───── Excerpt
Album of the Week: Walls - Coracle

Talk about getting off to a flying start. Last year this Kompakt-signed duo unveiled a debut LP so stunning Mojo awarded it Electronic Album of the Year, while NME featured the release in its 2011 lists.


Artist: Walls
Album: Coracle
Label: Kompakt
Release Date: 26/9/2011

Then acclaimed live act Battles invited the pair, AKA Alessio Natalizia and Sam Willis, on a tour of the US. And now Walls are back with a similarly impressive long player, offering another batch of epic techno and sunrise electronica; a package prepared with impressive speed over the 12 months or so since the first installment arrived.

Production details to one side the aural contents of this seven-track-strong collection are equally worthy of note. It's a disc made up of blissful soundscapes that are unquestionably pleasing to the ear, but while referencing the likes of Explosions In the Sky, not least in the delicately strummed guitar melody of Ecstatic Truth, there's a lot more going on here than simple downbeats.
──────────
───── Information shown
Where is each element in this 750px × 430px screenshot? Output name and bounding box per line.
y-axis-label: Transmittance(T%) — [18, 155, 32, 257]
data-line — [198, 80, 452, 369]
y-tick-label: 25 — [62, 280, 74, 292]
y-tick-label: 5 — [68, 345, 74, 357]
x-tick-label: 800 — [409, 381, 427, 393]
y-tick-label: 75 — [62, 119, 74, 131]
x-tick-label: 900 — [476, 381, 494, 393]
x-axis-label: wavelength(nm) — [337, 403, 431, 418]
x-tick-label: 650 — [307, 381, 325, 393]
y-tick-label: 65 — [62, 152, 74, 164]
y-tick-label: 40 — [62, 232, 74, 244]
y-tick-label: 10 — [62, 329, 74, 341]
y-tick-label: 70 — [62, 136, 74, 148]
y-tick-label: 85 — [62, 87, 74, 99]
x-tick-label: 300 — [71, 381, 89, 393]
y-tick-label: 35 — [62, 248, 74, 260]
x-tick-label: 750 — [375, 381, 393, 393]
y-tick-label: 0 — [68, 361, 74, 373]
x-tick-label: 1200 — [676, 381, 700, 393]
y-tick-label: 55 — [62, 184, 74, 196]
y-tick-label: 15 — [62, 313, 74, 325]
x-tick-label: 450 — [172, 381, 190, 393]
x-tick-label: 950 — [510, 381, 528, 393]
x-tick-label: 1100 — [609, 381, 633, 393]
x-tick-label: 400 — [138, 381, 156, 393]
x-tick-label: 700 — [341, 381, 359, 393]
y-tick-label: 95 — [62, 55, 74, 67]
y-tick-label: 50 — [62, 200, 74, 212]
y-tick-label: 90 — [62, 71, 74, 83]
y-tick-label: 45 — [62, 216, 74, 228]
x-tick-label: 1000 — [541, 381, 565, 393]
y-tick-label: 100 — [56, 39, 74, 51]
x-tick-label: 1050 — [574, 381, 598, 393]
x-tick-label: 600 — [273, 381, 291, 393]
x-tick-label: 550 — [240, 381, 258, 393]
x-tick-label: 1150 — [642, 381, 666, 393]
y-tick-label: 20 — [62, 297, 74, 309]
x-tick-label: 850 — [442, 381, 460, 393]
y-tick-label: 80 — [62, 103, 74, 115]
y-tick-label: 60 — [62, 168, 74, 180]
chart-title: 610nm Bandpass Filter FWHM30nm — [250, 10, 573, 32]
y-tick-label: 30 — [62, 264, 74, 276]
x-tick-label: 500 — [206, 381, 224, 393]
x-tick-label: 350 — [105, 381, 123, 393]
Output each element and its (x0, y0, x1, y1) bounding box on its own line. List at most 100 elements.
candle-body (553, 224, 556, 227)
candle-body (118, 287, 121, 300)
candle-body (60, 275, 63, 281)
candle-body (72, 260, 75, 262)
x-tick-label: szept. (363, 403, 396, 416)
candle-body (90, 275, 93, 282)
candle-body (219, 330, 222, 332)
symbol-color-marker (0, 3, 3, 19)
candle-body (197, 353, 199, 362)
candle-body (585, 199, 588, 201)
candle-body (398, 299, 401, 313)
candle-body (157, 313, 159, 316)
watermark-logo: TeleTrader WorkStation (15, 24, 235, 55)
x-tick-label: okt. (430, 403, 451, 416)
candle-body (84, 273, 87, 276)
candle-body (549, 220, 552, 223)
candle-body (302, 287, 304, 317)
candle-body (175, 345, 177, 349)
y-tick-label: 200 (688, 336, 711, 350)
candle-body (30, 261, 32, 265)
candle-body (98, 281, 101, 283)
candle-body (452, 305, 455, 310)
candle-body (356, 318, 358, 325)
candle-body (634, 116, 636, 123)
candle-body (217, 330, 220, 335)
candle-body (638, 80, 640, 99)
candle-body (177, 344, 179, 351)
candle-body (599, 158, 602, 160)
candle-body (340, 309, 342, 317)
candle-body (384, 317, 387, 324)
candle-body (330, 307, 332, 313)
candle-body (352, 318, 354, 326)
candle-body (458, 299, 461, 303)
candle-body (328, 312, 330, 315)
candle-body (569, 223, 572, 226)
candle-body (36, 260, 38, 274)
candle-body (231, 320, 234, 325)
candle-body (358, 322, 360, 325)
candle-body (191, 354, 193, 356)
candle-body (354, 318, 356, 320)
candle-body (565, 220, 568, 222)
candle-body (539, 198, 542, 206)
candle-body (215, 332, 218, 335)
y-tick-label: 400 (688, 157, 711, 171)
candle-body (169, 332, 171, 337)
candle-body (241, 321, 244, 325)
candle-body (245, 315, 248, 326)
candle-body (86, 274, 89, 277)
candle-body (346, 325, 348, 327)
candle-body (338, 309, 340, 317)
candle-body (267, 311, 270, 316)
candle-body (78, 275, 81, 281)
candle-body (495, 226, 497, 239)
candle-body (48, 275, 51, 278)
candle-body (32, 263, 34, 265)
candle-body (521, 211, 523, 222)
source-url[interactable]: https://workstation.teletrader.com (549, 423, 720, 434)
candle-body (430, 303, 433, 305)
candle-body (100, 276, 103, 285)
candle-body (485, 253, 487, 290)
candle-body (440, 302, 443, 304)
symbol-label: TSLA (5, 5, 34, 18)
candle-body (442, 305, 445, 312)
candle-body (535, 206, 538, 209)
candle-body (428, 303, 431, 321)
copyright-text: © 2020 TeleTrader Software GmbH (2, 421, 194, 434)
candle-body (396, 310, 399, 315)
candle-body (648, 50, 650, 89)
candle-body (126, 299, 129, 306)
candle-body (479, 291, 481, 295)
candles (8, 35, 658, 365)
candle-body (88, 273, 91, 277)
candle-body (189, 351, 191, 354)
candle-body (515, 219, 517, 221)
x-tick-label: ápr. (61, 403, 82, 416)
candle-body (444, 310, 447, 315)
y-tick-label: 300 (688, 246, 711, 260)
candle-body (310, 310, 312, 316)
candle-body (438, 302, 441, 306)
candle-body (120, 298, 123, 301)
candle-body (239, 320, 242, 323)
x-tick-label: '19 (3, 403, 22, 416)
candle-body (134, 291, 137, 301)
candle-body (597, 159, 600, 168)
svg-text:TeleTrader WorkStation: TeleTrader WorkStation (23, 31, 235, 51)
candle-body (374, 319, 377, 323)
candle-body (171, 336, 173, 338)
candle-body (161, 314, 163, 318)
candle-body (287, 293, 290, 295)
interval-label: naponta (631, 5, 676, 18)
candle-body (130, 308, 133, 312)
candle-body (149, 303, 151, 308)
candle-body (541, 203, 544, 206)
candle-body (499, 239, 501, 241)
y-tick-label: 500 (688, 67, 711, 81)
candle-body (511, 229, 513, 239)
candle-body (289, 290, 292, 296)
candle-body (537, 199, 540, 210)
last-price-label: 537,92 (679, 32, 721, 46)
──────────
> [Your assignment]
Return the passage of the review from "Production details to" up to and including "than simple downbeats.", copied word for word. Work only from the review.

> [Answer space]
Production details to one side the aural contents of this seven-track-strong collection are equally worthy of note. It's a disc made up of blissful soundscapes that are unquestionably pleasing to the ear, but while referencing the likes of Explosions In the Sky, not least in the delicately strummed guitar melody of Ecstatic Truth, there's a lot more going on here than simple downbeats.